[Texto del documento]

Trading de alta velocidad

 

Como si estuviéramos en una precuela de Terminator o Matrix, en la bolsa, las máquinas han tomado el control. Al menos por lo que se refiere a las operaciones intradía, las que se abren y cierran en una misma jornada, y que son las que trataré más detenidamente en las páginas de este libro. En cada una de estas operaciones se gana muy poco dinero, unos céntimos por acción en cada transacción. Pero si se hacen muchas a lo largo del día, y se manejan millones de acciones, el negocio está claro.

 

Este tipo de operativa, que se realiza de forma automática desde un ordenador, se conoce como High Frequency Trading (HFT) o también High Speed Trading. Según datos de distintas fuentes, el volumen de operaciones intradía realizado exclusivamente por máquinas está entre el 51 y el 65 % del total del New York Stock Exchange. En Europa, donde la bolsa es menos volátil, el porcentaje es menor.

 

Como los ordenadores que juegan al ajedrez, las máquinas HFT están programadas a partir de una serie de algoritmos que recogen un sinfín de variables, desde medias móviles hasta máximos y mínimos, soportes y resistencias... los mismos datos que usamos los traders en nuestro trabajo diario, con la diferencia de que ellas calculan a toda velocidad, en milisegundos. En esto, las máquinas tienen ventaja. Pero, por otro lado, no saben distinguir. Si están programadas para actuar de una forma determinada ante una situación, lo harán sin dudarlo; sin sentido común, sin sabiduría, sin paciencia.

[/Texto del documento]
[Datos en bruto]

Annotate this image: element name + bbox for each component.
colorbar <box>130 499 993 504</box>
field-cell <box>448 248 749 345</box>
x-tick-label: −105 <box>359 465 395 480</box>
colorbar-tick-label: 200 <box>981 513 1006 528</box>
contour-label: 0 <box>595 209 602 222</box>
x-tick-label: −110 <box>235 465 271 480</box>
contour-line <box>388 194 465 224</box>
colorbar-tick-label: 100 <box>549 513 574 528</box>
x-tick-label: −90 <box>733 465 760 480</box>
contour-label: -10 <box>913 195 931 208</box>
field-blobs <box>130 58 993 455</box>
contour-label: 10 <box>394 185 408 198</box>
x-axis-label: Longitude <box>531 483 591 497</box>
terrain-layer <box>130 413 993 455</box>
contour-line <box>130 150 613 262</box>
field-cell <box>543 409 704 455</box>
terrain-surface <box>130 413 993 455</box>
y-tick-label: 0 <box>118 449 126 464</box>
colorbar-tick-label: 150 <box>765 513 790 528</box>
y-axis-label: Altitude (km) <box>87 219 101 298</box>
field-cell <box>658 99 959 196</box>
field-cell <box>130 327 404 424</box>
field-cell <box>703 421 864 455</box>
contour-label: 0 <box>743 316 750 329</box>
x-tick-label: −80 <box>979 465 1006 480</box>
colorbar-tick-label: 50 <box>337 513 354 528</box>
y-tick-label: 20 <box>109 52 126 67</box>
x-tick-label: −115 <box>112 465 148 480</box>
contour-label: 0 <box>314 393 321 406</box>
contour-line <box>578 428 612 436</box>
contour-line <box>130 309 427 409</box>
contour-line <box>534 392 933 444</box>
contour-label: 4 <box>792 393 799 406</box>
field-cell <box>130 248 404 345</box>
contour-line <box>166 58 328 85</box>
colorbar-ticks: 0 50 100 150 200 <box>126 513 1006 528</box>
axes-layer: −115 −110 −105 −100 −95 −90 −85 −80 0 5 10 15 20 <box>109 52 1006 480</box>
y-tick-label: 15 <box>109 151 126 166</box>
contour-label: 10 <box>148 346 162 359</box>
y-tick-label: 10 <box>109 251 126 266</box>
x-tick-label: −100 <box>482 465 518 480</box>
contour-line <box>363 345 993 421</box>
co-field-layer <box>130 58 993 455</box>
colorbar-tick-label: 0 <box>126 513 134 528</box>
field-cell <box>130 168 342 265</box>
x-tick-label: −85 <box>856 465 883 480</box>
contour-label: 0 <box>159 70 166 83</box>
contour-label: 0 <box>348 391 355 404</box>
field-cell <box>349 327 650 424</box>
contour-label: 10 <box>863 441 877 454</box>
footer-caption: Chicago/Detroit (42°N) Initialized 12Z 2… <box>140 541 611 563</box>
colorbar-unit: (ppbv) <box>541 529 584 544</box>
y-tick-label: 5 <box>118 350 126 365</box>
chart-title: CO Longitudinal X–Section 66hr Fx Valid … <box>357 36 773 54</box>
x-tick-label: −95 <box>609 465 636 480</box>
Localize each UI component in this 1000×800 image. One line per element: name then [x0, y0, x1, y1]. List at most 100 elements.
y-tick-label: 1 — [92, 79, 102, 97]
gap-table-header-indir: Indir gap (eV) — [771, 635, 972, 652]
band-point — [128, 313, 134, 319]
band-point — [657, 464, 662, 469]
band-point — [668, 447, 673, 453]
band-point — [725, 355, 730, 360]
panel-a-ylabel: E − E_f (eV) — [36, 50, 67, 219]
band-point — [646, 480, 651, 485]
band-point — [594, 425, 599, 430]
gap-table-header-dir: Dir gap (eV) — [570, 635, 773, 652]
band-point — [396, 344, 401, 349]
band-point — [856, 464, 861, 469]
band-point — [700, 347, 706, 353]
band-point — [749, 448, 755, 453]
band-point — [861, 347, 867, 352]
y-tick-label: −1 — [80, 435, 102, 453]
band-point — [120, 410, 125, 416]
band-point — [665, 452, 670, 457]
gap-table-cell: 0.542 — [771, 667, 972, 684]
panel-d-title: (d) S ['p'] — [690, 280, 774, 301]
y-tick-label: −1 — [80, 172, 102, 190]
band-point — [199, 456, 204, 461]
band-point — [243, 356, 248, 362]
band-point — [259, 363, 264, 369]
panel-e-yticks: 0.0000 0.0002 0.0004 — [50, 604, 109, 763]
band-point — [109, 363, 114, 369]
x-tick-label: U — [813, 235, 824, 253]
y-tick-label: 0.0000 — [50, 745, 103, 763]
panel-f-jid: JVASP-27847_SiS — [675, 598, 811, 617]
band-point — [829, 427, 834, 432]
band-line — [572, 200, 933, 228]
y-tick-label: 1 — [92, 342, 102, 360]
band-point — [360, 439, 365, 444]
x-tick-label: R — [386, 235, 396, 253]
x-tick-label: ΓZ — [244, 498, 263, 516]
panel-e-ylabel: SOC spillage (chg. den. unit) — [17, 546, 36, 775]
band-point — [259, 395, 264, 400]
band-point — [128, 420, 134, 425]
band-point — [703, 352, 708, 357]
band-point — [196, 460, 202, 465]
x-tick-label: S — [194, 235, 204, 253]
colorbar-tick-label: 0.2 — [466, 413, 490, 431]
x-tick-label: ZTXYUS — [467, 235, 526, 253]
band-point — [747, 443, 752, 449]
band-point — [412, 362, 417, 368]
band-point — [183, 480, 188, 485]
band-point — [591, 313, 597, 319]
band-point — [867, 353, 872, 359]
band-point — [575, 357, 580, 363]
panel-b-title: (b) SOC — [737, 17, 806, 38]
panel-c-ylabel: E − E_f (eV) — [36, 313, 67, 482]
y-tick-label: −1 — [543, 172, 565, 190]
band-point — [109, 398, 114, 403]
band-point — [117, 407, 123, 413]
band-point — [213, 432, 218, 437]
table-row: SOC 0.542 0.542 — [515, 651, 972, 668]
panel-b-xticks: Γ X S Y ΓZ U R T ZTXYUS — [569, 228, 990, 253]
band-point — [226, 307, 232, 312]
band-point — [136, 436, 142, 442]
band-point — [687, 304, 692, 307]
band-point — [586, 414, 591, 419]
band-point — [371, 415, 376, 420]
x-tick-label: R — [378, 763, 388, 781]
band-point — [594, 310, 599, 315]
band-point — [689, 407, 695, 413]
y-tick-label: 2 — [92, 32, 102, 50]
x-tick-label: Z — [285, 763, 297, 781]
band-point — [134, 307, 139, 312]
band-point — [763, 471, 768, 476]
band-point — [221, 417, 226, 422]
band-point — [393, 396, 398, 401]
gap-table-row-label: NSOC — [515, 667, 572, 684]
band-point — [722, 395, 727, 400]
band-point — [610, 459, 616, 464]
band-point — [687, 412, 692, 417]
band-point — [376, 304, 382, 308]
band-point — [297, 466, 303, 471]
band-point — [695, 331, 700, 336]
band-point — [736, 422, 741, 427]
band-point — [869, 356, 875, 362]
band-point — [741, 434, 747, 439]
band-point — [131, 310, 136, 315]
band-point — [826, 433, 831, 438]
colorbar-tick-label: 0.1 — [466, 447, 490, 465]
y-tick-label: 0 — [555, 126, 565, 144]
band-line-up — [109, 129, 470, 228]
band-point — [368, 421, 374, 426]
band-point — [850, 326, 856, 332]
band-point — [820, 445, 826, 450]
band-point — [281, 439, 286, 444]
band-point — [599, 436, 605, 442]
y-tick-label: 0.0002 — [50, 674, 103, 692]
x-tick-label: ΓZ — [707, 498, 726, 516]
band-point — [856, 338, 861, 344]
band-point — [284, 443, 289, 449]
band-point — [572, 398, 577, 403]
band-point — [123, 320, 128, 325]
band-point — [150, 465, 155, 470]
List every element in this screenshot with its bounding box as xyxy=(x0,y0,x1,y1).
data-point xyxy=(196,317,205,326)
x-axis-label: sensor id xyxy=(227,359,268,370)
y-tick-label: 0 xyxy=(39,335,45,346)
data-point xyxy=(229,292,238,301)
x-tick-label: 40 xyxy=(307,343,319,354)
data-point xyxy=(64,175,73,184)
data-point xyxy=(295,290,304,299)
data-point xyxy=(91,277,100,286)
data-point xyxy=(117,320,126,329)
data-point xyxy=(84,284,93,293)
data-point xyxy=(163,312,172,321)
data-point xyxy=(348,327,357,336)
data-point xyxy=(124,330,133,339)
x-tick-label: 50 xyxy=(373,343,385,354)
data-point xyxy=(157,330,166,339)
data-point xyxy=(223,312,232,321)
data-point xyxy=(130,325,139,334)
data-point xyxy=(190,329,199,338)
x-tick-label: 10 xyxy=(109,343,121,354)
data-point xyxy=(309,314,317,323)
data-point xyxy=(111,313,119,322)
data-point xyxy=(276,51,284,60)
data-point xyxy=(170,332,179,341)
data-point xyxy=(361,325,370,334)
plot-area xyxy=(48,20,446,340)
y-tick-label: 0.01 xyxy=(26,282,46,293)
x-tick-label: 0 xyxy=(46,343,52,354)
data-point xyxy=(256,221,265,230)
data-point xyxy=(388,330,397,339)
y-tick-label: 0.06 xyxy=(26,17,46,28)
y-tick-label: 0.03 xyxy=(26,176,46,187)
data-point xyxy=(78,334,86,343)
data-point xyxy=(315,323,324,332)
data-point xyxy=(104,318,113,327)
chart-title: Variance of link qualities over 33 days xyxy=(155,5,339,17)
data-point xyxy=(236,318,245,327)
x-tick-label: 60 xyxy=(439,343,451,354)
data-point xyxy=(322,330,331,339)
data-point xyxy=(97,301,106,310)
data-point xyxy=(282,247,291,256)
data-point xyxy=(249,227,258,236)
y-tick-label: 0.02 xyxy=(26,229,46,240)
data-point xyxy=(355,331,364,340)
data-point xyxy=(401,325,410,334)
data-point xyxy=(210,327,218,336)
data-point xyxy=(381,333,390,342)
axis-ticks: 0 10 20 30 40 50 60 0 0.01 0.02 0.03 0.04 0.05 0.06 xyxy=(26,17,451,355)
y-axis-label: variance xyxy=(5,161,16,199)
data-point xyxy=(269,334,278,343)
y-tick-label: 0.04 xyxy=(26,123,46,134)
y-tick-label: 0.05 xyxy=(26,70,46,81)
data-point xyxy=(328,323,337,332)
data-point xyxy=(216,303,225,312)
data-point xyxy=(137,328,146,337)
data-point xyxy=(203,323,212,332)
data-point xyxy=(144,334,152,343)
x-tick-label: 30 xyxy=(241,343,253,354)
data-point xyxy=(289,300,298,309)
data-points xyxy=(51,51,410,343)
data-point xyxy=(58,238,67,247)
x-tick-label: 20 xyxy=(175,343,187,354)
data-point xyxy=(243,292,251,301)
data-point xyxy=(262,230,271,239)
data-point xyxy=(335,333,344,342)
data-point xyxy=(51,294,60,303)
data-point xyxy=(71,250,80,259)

[/Datos en bruto]

Qué se pide:
**1)** Resume en forma de lista el párrafo del texto sobre el trading de alta velocidad que empieza por "Este tipo de operativa", conservando sus datos principales.
**2)** Continúa el texto sobre el trading de alta velocidad a partir de su última oración.

Respuestas:
**1)**
- La operativa automática realizada desde un ordenador se llama High Frequency Trading (HFT) o High Speed Trading.
- Según distintas fuentes, las máquinas realizan entre el 51 y el 65 % del volumen de operaciones intradía del New York Stock Exchange.
- En Europa, donde la bolsa es menos volátil, ese porcentaje es menor.

**2)**
Así, el 6 de mayo del 2010, el Dow Jones cayó un 9 % en unos minutos, para recuperarse poco después. Esa caída se conoció como el Flash Crash o el Crash de las 2.45. Ante un pequeño descenso, las máquinas provocaron una avalancha de órdenes de venta, muchas de ellas a precios absurdos. Todas están programadas igual y van a una. Así que el sistema se volvió loco y, durante unos instantes, hubo quien se imaginó la posibilidad de que todo saltara por los aires en dos minutos, y sin humanos de por medio.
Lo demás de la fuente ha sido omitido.